==== Rows ====

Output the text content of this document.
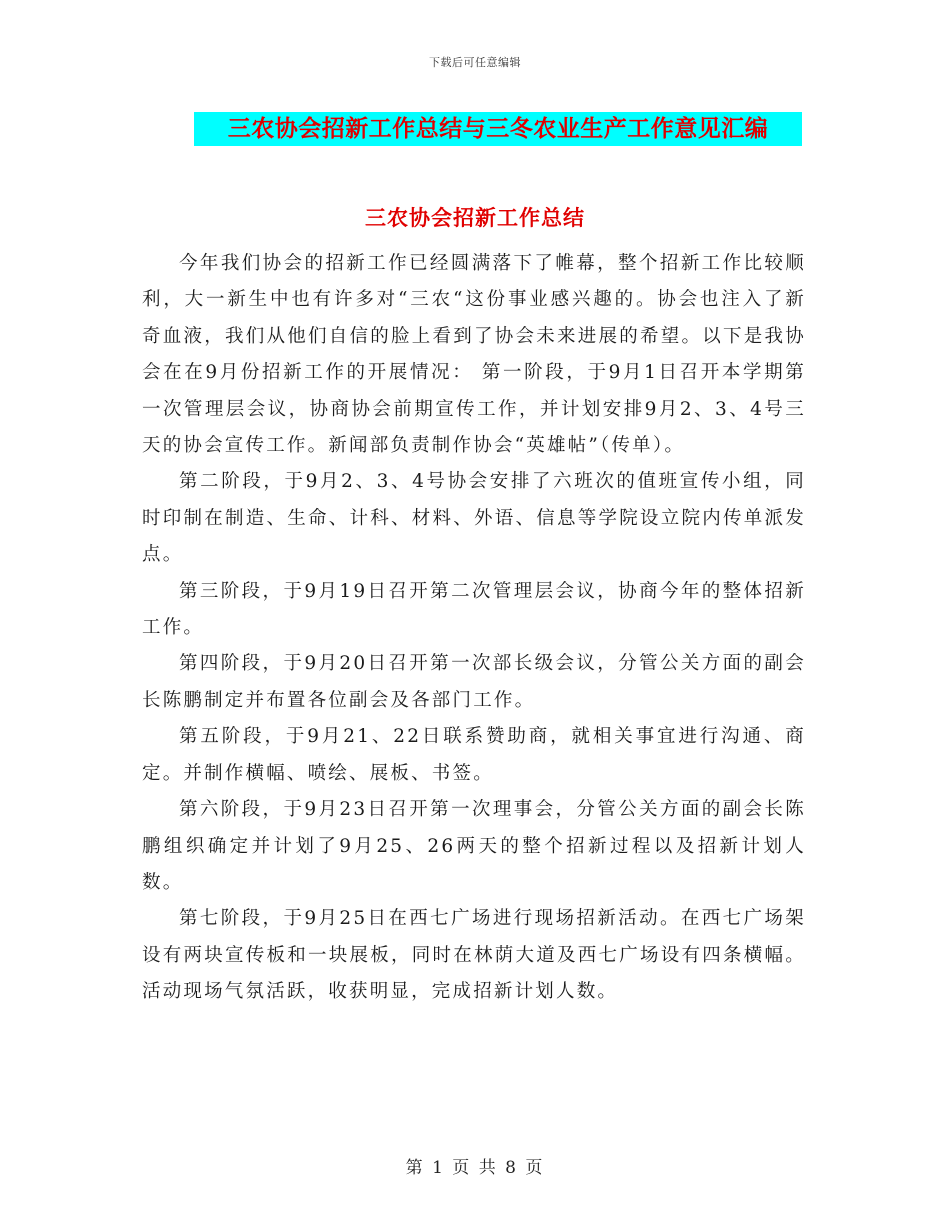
下载后可任意编辑
三农协会招新工作总结与三冬农业生产工作意见汇编
三农协会招新工作总结

今年我们协会的招新工作已经圆满落下了帷幕，整个招新工作比较顺利，大一新生中也有许多对“三农“这份事业感兴趣的。协会也注入了新奇血液，我们从他们自信的脸上看到了协会未来进展的希望。以下是我协会在在9月份招新工作的开展情况： 第一阶段，于9月1日召开本学期第一次管理层会议，协商协会前期宣传工作，并计划安排9月2、3、4号三天的协会宣传工作。新闻部负责制作协会“英雄帖”（传单）。

第二阶段，于9月2、3、4号协会安排了六班次的值班宣传小组，同时印制在制造、生命、计科、材料、外语、信息等学院设立院内传单派发点。

第三阶段，于9月19日召开第二次管理层会议，协商今年的整体招新工作。

第四阶段，于9月20日召开第一次部长级会议，分管公关方面的副会长陈鹏制定并布置各位副会及各部门工作。

第五阶段，于9月21、22日联系赞助商，就相关事宜进行沟通、商定。并制作横幅、喷绘、展板、书签。

第六阶段，于9月23日召开第一次理事会，分管公关方面的副会长陈鹏组织确定并计划了9月25、26两天的整个招新过程以及招新计划人数。

第七阶段，于9月25日在西七广场进行现场招新活动。在西七广场架设有两块宣传板和一块展板，同时在林荫大道及西七广场设有四条横幅。活动现场气氛活跃，收获明显，完成招新计划人数。

第 1 页 共 8 页
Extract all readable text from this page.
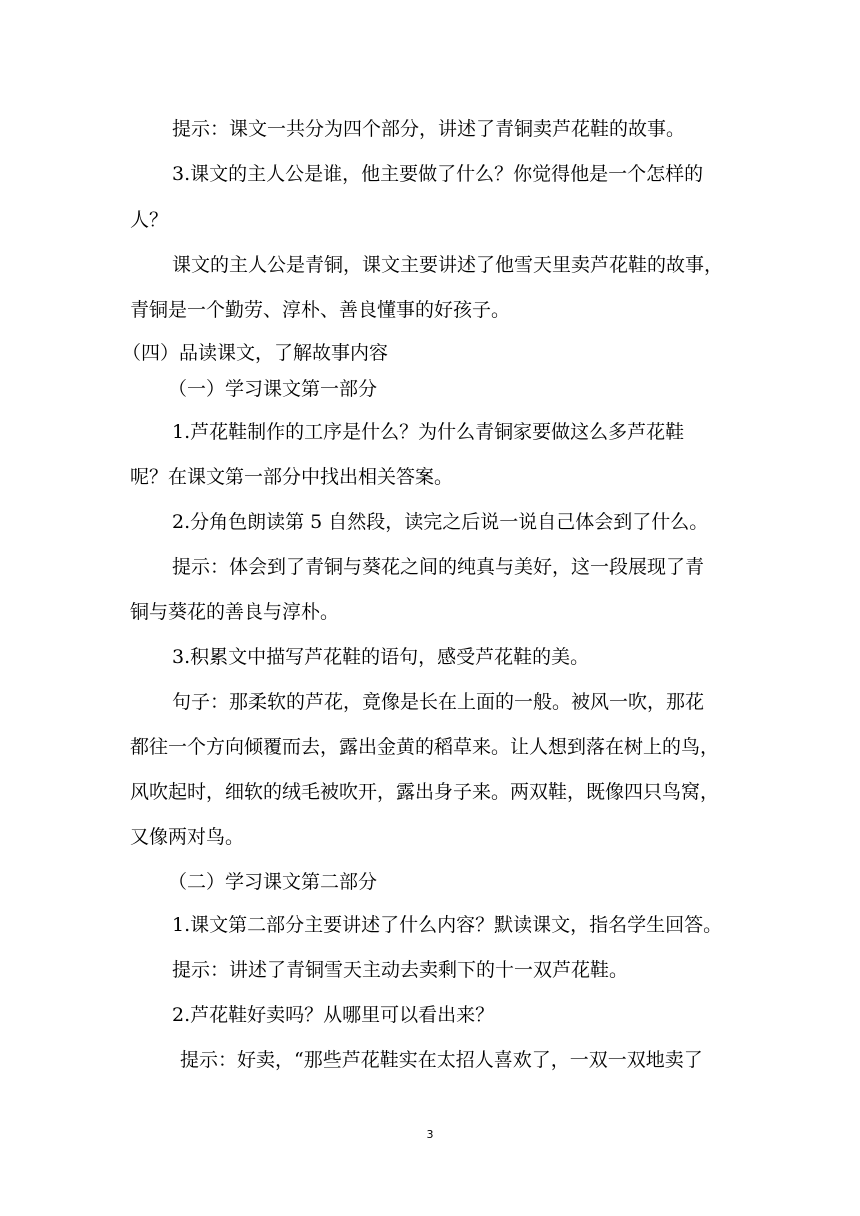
提示：课文一共分为四个部分，讲述了青铜卖芦花鞋的故事。
3.课文的主人公是谁，他主要做了什么？你觉得他是一个怎样的
人？
课文的主人公是青铜，课文主要讲述了他雪天里卖芦花鞋的故事，
青铜是一个勤劳、淳朴、善良懂事的好孩子。
（四）品读课文，了解故事内容
（一）学习课文第一部分
1.芦花鞋制作的工序是什么？为什么青铜家要做这么多芦花鞋
呢？在课文第一部分中找出相关答案。
2.分角色朗读第 5 自然段，读完之后说一说自己体会到了什么。
提示：体会到了青铜与葵花之间的纯真与美好，这一段展现了青
铜与葵花的善良与淳朴。
3.积累文中描写芦花鞋的语句，感受芦花鞋的美。
句子：那柔软的芦花，竟像是长在上面的一般。被风一吹，那花
都往一个方向倾覆而去，露出金黄的稻草来。让人想到落在树上的鸟，
风吹起时，细软的绒毛被吹开，露出身子来。两双鞋，既像四只鸟窝，
又像两对鸟。
（二）学习课文第二部分
1.课文第二部分主要讲述了什么内容？默读课文，指名学生回答。
提示：讲述了青铜雪天主动去卖剩下的十一双芦花鞋。
2.芦花鞋好卖吗？从哪里可以看出来？
提示：好卖，“那些芦花鞋实在太招人喜欢了，一双一双地卖了
3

====

**Given request**
Using the records above, copy every line that has the word "this" in it.

**Solution below**
Output the text content of this document.
Extract all readable text from this page.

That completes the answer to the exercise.